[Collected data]
::::::::::

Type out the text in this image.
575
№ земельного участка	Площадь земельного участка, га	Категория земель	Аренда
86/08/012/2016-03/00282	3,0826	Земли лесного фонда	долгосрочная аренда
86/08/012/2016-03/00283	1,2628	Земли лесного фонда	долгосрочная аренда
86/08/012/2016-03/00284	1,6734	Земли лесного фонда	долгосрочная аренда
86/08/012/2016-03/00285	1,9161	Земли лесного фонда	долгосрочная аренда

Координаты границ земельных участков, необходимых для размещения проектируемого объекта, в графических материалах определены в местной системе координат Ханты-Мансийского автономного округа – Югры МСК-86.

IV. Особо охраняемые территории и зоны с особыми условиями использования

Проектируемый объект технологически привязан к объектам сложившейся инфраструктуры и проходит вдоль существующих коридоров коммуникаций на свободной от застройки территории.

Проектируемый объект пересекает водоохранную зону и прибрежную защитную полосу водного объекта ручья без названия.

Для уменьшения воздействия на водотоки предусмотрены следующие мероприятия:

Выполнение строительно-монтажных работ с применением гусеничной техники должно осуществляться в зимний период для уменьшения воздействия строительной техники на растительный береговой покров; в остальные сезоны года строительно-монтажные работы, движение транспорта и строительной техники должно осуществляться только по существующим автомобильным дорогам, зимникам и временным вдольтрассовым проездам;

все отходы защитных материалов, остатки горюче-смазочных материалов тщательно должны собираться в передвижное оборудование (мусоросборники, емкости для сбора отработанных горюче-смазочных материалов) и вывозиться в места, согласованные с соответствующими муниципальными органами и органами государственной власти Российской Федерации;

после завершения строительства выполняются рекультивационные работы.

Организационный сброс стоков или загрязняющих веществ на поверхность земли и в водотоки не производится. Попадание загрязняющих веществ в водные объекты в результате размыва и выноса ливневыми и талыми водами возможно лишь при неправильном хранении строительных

::::::::::

For the entries above, count the lines that contain the string "Проектируемый", and state that number without further comment.

2